◆ **Exercise objective**: Show each line that has the string "Toilet" in it.

◆ **Records shown**:

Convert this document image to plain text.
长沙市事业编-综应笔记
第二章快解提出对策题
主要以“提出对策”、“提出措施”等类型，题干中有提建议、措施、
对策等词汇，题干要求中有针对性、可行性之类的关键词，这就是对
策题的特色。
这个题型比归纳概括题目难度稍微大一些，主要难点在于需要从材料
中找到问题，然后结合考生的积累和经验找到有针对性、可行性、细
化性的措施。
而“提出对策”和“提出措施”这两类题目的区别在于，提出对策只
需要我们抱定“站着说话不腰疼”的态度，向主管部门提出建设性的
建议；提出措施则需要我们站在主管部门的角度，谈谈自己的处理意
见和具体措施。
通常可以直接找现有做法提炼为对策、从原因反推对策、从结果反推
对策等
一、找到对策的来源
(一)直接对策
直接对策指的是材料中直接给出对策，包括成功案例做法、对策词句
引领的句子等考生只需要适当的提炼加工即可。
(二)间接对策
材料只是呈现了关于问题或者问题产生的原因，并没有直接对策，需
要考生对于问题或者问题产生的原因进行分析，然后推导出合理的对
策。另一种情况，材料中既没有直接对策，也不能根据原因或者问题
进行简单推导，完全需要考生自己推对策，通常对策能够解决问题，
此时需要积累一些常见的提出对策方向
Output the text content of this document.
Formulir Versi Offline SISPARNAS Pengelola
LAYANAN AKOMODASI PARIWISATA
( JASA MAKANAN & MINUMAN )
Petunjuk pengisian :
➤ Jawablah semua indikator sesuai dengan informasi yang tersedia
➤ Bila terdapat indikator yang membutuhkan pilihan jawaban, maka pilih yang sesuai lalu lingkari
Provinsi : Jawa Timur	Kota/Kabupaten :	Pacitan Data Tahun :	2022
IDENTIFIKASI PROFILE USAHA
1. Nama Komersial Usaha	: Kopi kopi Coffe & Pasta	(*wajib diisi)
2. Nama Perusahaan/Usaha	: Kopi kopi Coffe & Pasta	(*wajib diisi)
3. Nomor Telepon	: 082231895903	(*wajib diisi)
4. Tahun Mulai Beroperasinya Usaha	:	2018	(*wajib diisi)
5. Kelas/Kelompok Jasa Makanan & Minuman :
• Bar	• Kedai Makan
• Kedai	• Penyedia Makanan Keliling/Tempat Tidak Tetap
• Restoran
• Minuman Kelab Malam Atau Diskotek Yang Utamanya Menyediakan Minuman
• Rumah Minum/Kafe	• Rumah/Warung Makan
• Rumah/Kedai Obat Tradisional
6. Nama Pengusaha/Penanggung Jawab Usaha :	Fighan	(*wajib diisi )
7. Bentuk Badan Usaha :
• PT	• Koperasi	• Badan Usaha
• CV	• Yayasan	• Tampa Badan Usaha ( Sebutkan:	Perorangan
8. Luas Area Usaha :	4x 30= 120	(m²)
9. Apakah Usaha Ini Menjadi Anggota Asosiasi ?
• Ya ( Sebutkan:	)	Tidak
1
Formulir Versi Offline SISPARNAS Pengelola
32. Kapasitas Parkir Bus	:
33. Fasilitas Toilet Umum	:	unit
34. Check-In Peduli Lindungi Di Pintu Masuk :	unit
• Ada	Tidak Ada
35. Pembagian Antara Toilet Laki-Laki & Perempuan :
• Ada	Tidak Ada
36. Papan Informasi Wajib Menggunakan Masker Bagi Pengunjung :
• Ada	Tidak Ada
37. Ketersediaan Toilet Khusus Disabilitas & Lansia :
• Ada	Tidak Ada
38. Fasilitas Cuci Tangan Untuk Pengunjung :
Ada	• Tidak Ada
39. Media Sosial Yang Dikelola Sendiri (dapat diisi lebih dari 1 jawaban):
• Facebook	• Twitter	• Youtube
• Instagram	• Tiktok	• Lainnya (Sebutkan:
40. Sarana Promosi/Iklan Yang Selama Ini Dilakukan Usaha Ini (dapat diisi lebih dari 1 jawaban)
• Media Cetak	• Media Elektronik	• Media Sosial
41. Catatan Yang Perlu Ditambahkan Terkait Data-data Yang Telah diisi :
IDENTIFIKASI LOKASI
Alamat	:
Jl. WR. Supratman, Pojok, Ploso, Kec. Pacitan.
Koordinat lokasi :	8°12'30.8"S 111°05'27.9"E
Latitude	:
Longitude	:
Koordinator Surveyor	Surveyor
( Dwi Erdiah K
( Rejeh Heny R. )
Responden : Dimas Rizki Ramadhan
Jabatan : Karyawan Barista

◆ **Correct response**:
33. Fasilitas Toilet Umum	:	unit
35. Pembagian Antara Toilet Laki-Laki & Perempuan :
37. Ketersediaan Toilet Khusus Disabilitas & Lansia :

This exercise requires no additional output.